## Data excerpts
__________

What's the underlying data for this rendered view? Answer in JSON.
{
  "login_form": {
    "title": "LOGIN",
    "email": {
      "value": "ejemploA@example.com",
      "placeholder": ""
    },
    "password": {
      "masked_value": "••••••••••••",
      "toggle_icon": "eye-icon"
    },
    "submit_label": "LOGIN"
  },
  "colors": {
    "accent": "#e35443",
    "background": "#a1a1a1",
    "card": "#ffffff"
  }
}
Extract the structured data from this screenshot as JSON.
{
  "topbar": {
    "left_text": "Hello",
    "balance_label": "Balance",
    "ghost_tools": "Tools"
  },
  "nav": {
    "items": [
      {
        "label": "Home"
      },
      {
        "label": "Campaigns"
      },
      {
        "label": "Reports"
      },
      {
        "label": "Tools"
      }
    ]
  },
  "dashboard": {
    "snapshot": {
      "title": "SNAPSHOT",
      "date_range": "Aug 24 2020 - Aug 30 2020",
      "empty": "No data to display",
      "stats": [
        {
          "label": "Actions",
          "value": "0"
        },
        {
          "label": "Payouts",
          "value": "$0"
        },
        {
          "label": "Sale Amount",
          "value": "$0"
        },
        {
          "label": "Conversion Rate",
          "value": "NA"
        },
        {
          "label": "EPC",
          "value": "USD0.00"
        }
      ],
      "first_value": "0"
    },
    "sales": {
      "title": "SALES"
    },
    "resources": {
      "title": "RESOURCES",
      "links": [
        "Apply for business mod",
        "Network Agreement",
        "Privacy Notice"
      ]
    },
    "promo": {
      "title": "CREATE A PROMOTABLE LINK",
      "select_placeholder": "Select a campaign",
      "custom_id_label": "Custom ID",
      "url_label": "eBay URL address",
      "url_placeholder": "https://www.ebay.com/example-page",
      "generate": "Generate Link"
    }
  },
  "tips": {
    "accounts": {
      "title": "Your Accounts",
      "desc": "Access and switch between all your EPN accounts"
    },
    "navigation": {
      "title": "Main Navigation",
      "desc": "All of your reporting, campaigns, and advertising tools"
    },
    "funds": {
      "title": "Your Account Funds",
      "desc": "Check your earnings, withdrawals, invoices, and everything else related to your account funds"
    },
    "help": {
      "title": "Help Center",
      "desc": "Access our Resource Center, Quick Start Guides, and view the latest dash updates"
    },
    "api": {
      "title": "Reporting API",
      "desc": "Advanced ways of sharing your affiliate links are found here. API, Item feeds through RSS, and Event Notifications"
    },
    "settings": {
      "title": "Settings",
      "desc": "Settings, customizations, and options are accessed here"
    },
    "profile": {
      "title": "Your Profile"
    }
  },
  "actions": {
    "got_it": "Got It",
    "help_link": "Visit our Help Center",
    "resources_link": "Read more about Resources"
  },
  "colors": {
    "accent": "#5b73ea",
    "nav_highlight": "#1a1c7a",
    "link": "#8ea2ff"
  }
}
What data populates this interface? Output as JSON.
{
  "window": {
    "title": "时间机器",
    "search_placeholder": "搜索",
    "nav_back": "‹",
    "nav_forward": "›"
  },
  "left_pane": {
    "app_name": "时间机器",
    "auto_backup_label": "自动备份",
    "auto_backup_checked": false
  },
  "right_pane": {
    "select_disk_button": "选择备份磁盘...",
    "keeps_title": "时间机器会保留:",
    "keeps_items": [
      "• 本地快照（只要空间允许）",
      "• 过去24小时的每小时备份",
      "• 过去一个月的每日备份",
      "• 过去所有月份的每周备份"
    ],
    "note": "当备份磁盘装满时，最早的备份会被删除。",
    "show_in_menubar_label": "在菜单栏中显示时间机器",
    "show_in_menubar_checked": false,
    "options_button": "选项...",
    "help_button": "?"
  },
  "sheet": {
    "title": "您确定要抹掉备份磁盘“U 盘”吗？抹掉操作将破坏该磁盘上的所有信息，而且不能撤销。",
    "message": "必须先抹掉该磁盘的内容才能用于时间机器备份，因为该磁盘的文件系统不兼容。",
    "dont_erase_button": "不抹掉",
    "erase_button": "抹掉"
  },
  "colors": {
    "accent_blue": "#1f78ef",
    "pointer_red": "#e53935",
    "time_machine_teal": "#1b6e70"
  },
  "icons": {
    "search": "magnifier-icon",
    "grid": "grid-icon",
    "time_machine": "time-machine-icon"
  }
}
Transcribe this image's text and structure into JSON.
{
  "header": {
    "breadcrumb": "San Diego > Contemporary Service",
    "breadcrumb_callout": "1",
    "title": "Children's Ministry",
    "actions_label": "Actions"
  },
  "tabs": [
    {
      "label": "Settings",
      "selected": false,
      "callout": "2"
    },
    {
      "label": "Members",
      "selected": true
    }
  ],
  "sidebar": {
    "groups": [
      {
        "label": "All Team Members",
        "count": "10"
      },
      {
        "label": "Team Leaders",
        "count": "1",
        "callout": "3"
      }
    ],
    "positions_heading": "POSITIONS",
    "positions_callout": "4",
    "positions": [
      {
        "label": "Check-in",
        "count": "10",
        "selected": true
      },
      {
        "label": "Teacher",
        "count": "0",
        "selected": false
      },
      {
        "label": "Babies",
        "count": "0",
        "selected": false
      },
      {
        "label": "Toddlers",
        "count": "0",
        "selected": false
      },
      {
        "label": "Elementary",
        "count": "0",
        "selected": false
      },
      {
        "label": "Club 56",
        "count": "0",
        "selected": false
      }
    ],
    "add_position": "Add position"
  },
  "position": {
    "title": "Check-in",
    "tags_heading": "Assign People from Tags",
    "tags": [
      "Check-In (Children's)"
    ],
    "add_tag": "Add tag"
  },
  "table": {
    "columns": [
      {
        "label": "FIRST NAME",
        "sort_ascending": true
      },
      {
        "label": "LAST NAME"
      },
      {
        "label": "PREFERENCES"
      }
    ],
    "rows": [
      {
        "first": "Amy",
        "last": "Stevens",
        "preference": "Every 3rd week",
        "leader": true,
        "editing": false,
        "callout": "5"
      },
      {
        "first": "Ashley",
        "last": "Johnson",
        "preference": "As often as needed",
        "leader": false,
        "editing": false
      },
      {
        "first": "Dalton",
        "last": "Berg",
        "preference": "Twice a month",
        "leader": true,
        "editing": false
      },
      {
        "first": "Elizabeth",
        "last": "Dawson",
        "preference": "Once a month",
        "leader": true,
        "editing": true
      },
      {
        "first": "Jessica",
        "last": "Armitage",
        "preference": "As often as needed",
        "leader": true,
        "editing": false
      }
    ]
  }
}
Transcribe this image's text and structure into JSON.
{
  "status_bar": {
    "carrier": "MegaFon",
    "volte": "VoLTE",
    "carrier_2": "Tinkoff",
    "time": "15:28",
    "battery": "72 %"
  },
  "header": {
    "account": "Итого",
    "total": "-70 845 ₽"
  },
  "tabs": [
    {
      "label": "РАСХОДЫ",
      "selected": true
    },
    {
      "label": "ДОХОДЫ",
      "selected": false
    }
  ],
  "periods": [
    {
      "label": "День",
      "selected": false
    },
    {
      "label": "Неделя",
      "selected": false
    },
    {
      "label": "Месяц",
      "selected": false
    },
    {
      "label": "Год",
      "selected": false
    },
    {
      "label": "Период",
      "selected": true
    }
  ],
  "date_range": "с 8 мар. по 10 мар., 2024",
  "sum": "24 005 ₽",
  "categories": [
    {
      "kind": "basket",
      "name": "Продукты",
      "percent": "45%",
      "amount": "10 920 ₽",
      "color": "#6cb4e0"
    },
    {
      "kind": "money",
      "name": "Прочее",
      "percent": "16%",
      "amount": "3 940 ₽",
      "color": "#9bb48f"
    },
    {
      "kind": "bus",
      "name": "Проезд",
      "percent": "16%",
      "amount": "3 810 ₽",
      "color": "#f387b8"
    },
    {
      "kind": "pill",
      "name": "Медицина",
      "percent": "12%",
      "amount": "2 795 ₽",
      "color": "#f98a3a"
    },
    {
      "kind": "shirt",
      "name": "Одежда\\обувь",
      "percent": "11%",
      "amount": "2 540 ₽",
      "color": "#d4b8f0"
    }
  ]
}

__________

## TASK
Among the entries above, how many lines include the word "month"? Reply with the number only.

## ANSWER
2